> _What is expected_
Copy out all the lines where "value" shows up.

> _Provided records_

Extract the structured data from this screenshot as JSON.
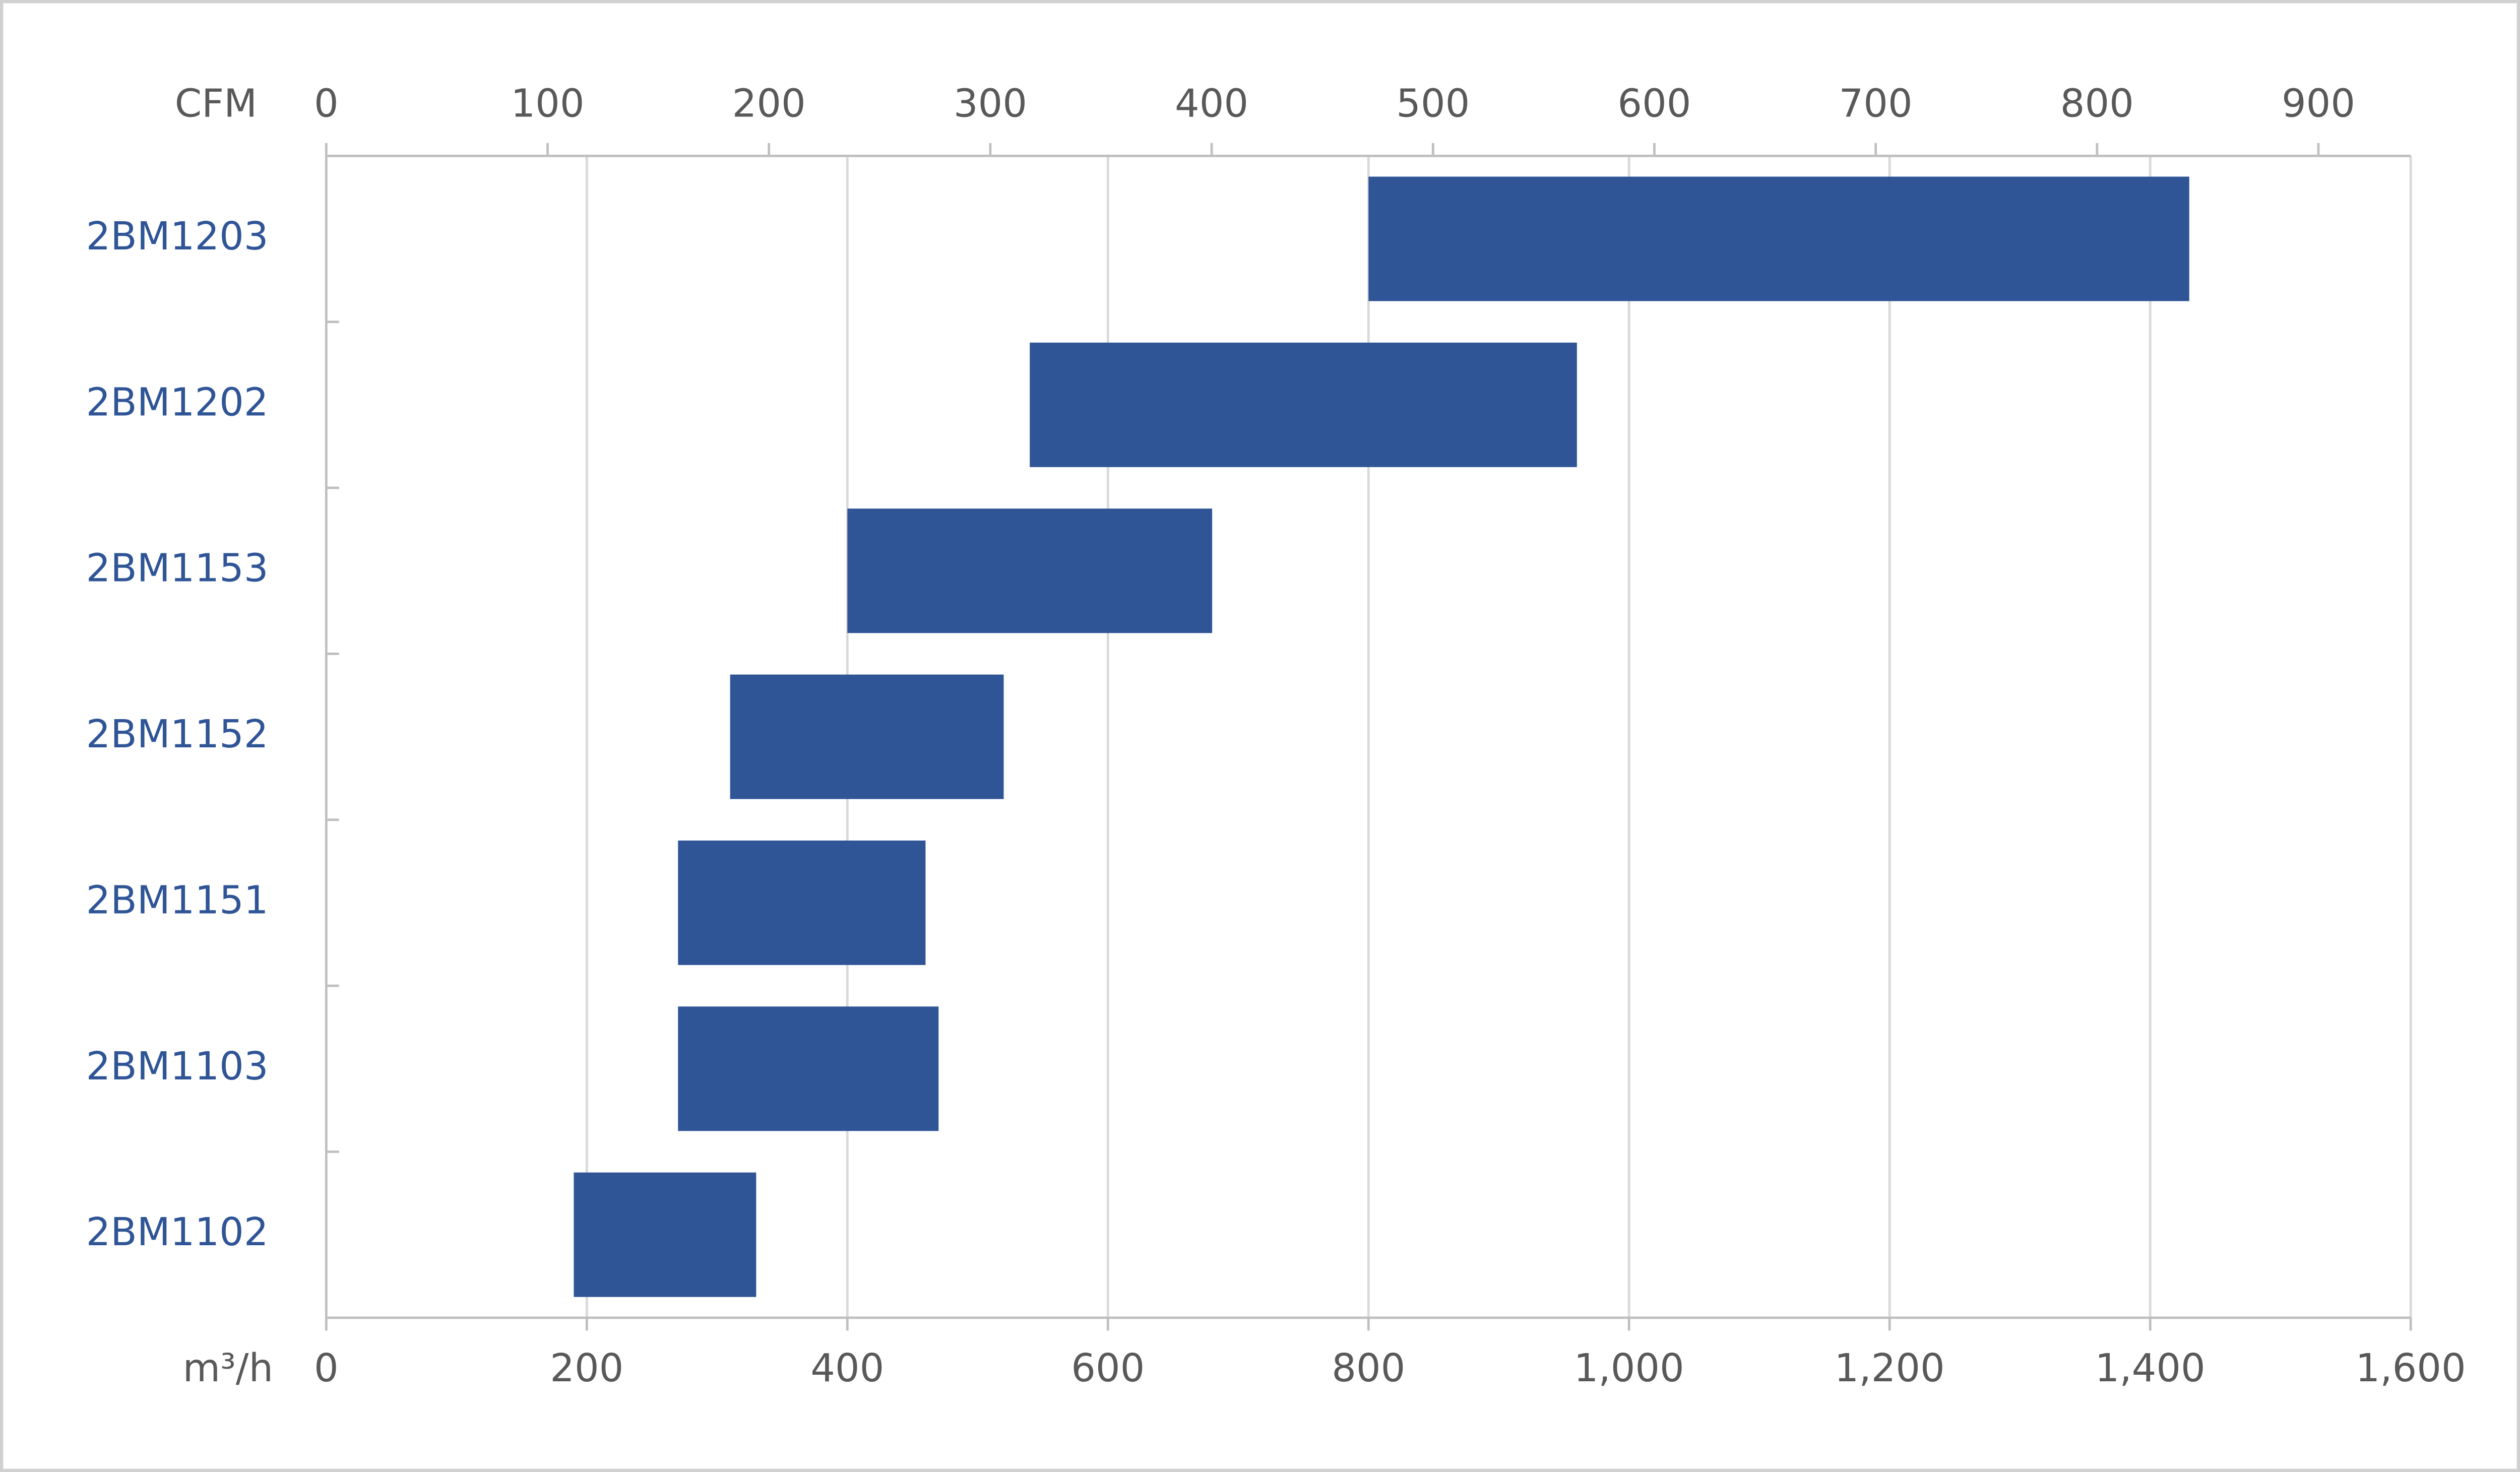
{
  "chart_data": {
    "type": "range_bar",
    "orientation": "horizontal",
    "categories": [
      "2BM1203",
      "2BM1202",
      "2BM1153",
      "2BM1152",
      "2BM1151",
      "2BM1103",
      "2BM1102"
    ],
    "low": [
      800,
      540,
      400,
      310,
      270,
      270,
      190
    ],
    "high": [
      1430,
      960,
      680,
      520,
      460,
      470,
      330
    ],
    "color": "#2f5597",
    "xlabel": "m³/h",
    "xlim": [
      0,
      1600
    ],
    "xticks": [
      0,
      200,
      400,
      600,
      800,
      {
        "value": 1000,
        "label": "1,000"
      },
      {
        "value": 1200,
        "label": "1,200"
      },
      {
        "value": 1400,
        "label": "1,400"
      },
      {
        "value": 1600,
        "label": "1,600"
      }
    ],
    "x2label": "CFM",
    "x2lim": [
      0,
      941.7
    ],
    "x2ticks": [
      0,
      100,
      200,
      300,
      400,
      500,
      600,
      700,
      800,
      900
    ],
    "grid": true
  }
}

> _Solution below_
        "value": 1000,
        "value": 1200,
        "value": 1400,
        "value": 1600,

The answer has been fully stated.